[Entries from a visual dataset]
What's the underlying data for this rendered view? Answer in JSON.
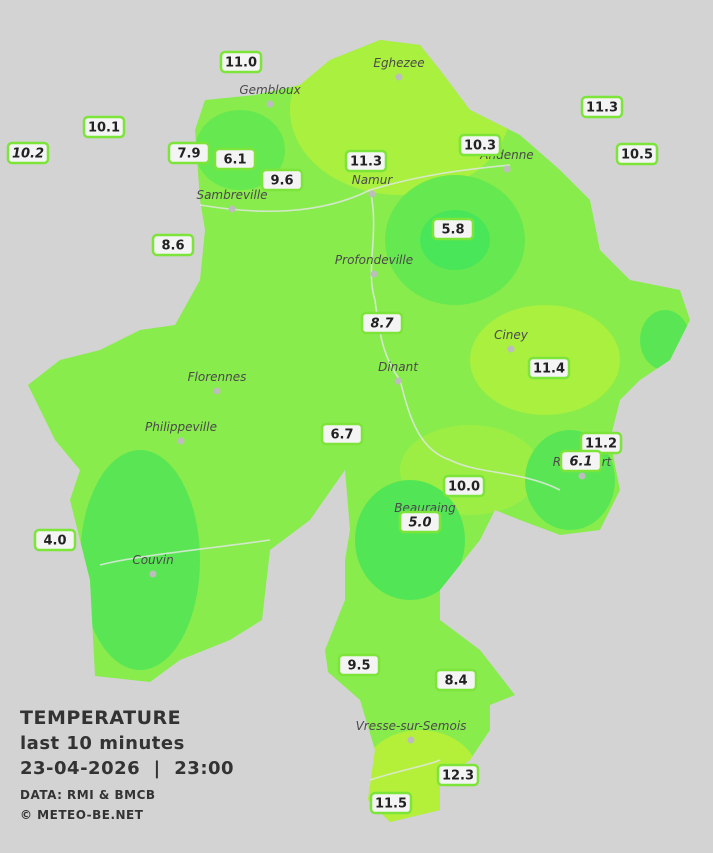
{
  "map": {
    "towns": [
      "Eghezee",
      "Gembloux",
      "Andenne",
      "Namur",
      "Sambreville",
      "Profondeville",
      "Ciney",
      "Dinant",
      "Florennes",
      "Philippeville",
      "Rochefort",
      "Beauraing",
      "Couvin",
      "Vresse-sur-Semois"
    ],
    "stations": [
      {
        "value": "11.0"
      },
      {
        "value": "10.1"
      },
      {
        "value": "10.2",
        "italic": true
      },
      {
        "value": "7.9"
      },
      {
        "value": "6.1"
      },
      {
        "value": "9.6"
      },
      {
        "value": "11.3"
      },
      {
        "value": "10.3"
      },
      {
        "value": "11.3"
      },
      {
        "value": "10.5"
      },
      {
        "value": "8.6"
      },
      {
        "value": "5.8"
      },
      {
        "value": "8.7",
        "italic": true
      },
      {
        "value": "11.4"
      },
      {
        "value": "6.7"
      },
      {
        "value": "11.2"
      },
      {
        "value": "6.1",
        "italic": true
      },
      {
        "value": "10.0"
      },
      {
        "value": "5.0",
        "italic": true
      },
      {
        "value": "4.0"
      },
      {
        "value": "9.5"
      },
      {
        "value": "8.4"
      },
      {
        "value": "12.3"
      },
      {
        "value": "11.5"
      }
    ],
    "legend": {
      "heading": "TEMPERATURE",
      "subtitle": "last 10 minutes",
      "datetime": "23-04-2026  |  23:00",
      "source": "DATA: RMI & BMCB",
      "credit": "© METEO-BE.NET"
    }
  }
}
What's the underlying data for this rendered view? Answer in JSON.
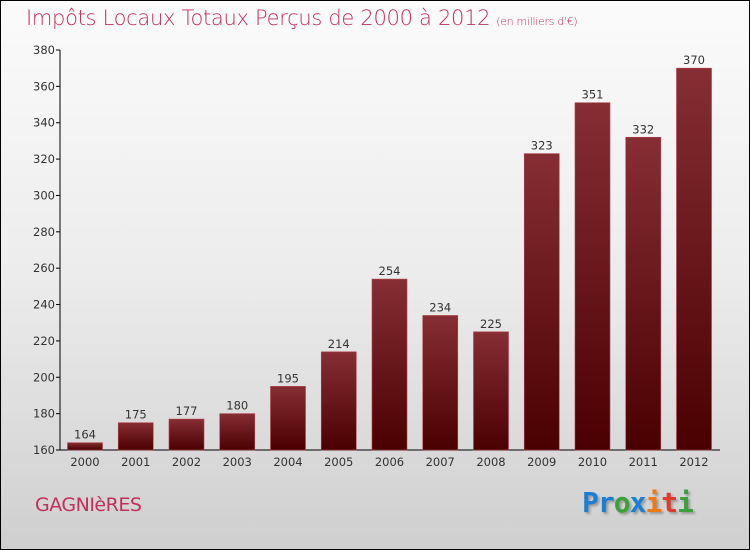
{
  "chart_data": {
    "type": "bar",
    "title": "Impôts Locaux Totaux Perçus de 2000 à 2012",
    "subtitle": "(en milliers d'€)",
    "categories": [
      "2000",
      "2001",
      "2002",
      "2003",
      "2004",
      "2005",
      "2006",
      "2007",
      "2008",
      "2009",
      "2010",
      "2011",
      "2012"
    ],
    "values": [
      164,
      175,
      177,
      180,
      195,
      214,
      254,
      234,
      225,
      323,
      351,
      332,
      370
    ],
    "xlabel": "",
    "ylabel": "",
    "ylim": [
      160,
      380
    ],
    "yticks": [
      160,
      180,
      200,
      220,
      240,
      260,
      280,
      300,
      320,
      340,
      360,
      380
    ],
    "grid": false,
    "bar_color": "#7a1c22"
  },
  "footer": {
    "city": "GAGNIèRES",
    "logo": [
      "P",
      "r",
      "o",
      "x",
      "i",
      "t",
      "i"
    ]
  },
  "logo_colors": [
    "#1a7fd4",
    "#1a7fd4",
    "#3aa23a",
    "#1a7fd4",
    "#f07a10",
    "#e03a2a",
    "#3aa23a"
  ]
}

**What is being asked**: Above are the records; reproduce them exactly and leave out the pictures.

**Final result**:
What's the underlying data for this rendered view? Answer in JSON.
{
  "map": {
    "towns": [
      "Eghezee",
      "Gembloux",
      "Andenne",
      "Namur",
      "Sambreville",
      "Profondeville",
      "Ciney",
      "Dinant",
      "Florennes",
      "Philippeville",
      "Rochefort",
      "Beauraing",
      "Couvin",
      "Vresse-sur-Semois"
    ],
    "stations": [
      {
        "value": "11.0"
      },
      {
        "value": "10.1"
      },
      {
        "value": "10.2",
        "italic": true
      },
      {
        "value": "7.9"
      },
      {
        "value": "6.1"
      },
      {
        "value": "9.6"
      },
      {
        "value": "11.3"
      },
      {
        "value": "10.3"
      },
      {
        "value": "11.3"
      },
      {
        "value": "10.5"
      },
      {
        "value": "8.6"
      },
      {
        "value": "5.8"
      },
      {
        "value": "8.7",
        "italic": true
      },
      {
        "value": "11.4"
      },
      {
        "value": "6.7"
      },
      {
        "value": "11.2"
      },
      {
        "value": "6.1",
        "italic": true
      },
      {
        "value": "10.0"
      },
      {
        "value": "5.0",
        "italic": true
      },
      {
        "value": "4.0"
      },
      {
        "value": "9.5"
      },
      {
        "value": "8.4"
      },
      {
        "value": "12.3"
      },
      {
        "value": "11.5"
      }
    ],
    "legend": {
      "heading": "TEMPERATURE",
      "subtitle": "last 10 minutes",
      "datetime": "23-04-2026  |  23:00",
      "source": "DATA: RMI & BMCB",
      "credit": "© METEO-BE.NET"
    }
  }
}
What's the underlying data for this rendered view? Answer in JSON.
{
  "chart_data": {
    "type": "bar",
    "title": "Impôts Locaux Totaux Perçus de 2000 à 2012",
    "subtitle": "(en milliers d'€)",
    "categories": [
      "2000",
      "2001",
      "2002",
      "2003",
      "2004",
      "2005",
      "2006",
      "2007",
      "2008",
      "2009",
      "2010",
      "2011",
      "2012"
    ],
    "values": [
      164,
      175,
      177,
      180,
      195,
      214,
      254,
      234,
      225,
      323,
      351,
      332,
      370
    ],
    "xlabel": "",
    "ylabel": "",
    "ylim": [
      160,
      380
    ],
    "yticks": [
      160,
      180,
      200,
      220,
      240,
      260,
      280,
      300,
      320,
      340,
      360,
      380
    ],
    "grid": false,
    "bar_color": "#7a1c22"
  },
  "footer": {
    "city": "GAGNIèRES",
    "logo": [
      "P",
      "r",
      "o",
      "x",
      "i",
      "t",
      "i"
    ]
  },
  "logo_colors": [
    "#1a7fd4",
    "#1a7fd4",
    "#3aa23a",
    "#1a7fd4",
    "#f07a10",
    "#e03a2a",
    "#3aa23a"
  ]
}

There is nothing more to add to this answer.